Start Material supplied
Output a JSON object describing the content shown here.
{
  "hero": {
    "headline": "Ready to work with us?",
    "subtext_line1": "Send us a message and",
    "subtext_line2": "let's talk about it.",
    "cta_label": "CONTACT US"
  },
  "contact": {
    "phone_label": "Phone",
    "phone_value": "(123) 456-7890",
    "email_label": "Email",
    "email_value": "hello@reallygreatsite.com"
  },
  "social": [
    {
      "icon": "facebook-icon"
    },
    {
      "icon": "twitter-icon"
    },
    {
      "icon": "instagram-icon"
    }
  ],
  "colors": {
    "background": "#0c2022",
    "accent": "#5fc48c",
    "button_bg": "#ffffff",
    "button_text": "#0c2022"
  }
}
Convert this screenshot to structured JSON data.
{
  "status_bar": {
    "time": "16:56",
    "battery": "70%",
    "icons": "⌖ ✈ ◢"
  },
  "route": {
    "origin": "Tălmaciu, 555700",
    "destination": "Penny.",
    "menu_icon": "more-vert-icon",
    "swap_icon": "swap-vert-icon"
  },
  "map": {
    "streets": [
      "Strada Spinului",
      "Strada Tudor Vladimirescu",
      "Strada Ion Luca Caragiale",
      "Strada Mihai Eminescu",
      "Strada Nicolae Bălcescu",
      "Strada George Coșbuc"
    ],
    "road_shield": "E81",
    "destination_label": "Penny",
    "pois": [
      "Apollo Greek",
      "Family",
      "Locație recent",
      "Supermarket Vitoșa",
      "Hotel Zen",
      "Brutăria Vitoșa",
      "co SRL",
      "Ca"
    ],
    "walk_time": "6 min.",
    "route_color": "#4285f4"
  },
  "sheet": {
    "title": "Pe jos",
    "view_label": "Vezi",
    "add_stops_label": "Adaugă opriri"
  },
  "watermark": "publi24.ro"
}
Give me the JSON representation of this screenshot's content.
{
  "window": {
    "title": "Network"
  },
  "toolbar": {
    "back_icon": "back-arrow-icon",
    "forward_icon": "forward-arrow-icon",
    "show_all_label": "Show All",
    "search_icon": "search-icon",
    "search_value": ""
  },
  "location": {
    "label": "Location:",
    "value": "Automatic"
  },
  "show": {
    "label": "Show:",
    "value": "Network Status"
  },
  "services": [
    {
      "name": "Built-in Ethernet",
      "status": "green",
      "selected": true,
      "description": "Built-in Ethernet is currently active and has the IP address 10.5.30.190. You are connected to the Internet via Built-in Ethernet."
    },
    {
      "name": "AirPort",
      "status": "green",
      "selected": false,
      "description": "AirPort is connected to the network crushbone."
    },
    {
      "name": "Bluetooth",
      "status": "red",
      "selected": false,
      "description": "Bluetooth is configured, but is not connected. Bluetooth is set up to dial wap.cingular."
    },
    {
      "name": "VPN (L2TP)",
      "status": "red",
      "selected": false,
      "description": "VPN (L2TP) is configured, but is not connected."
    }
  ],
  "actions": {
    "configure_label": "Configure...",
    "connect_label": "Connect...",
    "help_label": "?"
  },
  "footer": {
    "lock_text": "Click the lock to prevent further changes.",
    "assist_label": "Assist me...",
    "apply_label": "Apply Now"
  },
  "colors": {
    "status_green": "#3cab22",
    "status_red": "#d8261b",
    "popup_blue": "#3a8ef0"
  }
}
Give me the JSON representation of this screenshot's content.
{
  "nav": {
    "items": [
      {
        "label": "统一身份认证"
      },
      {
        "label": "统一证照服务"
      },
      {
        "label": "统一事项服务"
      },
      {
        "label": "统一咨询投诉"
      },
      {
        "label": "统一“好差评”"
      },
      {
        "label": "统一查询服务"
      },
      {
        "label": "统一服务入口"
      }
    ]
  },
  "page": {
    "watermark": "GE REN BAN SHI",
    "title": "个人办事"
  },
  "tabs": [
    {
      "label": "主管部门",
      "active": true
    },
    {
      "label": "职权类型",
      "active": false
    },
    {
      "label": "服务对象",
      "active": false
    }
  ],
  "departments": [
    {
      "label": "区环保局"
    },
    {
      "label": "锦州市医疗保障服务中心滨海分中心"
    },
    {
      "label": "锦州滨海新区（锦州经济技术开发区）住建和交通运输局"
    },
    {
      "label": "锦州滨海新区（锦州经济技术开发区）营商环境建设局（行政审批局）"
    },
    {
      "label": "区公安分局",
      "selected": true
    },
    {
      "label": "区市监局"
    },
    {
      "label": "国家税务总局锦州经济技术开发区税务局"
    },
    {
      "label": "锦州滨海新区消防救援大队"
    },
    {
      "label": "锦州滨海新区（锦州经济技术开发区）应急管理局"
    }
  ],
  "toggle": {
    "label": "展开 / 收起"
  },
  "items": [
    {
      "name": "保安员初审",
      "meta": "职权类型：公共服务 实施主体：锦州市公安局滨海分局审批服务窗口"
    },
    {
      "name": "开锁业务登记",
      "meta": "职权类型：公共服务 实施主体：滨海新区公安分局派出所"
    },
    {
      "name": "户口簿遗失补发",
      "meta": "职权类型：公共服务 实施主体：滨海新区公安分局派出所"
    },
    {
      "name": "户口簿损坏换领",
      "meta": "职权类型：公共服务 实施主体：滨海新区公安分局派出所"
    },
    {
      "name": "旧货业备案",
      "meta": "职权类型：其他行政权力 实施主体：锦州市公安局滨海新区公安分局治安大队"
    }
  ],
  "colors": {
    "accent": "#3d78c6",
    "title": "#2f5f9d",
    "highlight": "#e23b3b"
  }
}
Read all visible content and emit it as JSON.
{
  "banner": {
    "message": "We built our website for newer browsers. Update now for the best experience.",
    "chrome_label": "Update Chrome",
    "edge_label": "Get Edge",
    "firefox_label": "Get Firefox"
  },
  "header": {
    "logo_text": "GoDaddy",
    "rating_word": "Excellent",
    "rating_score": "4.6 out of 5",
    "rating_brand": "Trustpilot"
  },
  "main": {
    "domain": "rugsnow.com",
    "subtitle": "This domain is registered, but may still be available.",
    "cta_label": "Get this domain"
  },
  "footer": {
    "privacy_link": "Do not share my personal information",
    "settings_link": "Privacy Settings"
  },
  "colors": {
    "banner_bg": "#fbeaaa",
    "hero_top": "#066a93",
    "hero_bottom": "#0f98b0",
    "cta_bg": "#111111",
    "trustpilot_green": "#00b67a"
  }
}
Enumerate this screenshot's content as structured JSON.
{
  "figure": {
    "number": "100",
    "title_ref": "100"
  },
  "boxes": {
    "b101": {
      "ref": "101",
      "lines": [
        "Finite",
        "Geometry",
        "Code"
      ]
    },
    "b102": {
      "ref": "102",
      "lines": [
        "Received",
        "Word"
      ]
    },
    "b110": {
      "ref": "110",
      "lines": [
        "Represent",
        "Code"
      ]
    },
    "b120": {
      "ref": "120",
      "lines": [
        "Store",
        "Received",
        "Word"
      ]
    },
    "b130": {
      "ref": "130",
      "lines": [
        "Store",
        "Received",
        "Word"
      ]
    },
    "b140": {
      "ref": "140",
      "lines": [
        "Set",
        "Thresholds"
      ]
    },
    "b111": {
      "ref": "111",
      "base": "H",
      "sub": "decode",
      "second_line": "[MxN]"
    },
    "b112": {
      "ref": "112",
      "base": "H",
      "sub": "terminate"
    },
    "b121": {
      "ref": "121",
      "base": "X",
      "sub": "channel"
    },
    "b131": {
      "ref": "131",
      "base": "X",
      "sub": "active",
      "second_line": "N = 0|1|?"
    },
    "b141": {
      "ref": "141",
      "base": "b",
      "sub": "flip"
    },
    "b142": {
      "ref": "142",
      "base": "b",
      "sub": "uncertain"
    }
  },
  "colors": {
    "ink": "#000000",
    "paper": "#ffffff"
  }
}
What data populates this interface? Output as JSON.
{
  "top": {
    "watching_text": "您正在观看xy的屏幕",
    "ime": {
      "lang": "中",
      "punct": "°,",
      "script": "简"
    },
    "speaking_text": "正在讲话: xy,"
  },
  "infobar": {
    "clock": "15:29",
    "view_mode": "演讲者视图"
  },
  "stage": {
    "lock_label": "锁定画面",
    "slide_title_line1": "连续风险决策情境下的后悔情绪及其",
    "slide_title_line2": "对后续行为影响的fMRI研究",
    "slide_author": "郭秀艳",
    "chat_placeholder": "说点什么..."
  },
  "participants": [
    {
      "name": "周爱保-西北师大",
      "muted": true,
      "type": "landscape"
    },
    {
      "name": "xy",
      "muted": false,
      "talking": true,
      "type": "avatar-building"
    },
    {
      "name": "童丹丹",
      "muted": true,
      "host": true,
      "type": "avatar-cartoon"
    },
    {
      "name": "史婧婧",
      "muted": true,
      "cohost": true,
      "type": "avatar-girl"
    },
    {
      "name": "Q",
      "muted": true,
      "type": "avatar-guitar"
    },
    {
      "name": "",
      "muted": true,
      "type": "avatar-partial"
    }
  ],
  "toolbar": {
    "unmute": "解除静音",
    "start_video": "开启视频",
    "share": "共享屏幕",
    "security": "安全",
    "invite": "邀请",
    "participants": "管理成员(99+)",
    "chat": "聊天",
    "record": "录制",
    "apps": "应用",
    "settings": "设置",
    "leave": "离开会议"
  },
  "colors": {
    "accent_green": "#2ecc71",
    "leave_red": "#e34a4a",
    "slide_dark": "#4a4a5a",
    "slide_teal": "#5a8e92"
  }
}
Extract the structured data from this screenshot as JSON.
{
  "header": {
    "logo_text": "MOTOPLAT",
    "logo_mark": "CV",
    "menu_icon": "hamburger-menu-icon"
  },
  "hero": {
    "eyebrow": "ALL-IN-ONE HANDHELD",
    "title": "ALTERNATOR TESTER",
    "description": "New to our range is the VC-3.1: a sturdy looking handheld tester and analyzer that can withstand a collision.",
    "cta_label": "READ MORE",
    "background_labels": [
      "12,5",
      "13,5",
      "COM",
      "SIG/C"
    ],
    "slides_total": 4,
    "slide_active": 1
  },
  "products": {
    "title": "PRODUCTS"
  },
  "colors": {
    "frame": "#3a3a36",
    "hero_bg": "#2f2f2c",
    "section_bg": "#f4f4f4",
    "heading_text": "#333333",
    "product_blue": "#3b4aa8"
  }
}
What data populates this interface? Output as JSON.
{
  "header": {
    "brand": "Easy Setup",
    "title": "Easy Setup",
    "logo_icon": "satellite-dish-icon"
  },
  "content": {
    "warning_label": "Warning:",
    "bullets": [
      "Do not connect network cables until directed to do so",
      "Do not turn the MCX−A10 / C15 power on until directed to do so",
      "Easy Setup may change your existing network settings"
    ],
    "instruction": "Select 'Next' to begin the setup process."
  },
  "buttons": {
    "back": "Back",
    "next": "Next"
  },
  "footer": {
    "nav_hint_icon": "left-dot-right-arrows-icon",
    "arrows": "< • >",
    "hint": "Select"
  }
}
End Material supplied
### Given instruction
Check each line of the records for "Next" and copy the ones that contain it.

### Answer below
    "instruction": "Select 'Next' to begin the setup process."
    "next": "Next"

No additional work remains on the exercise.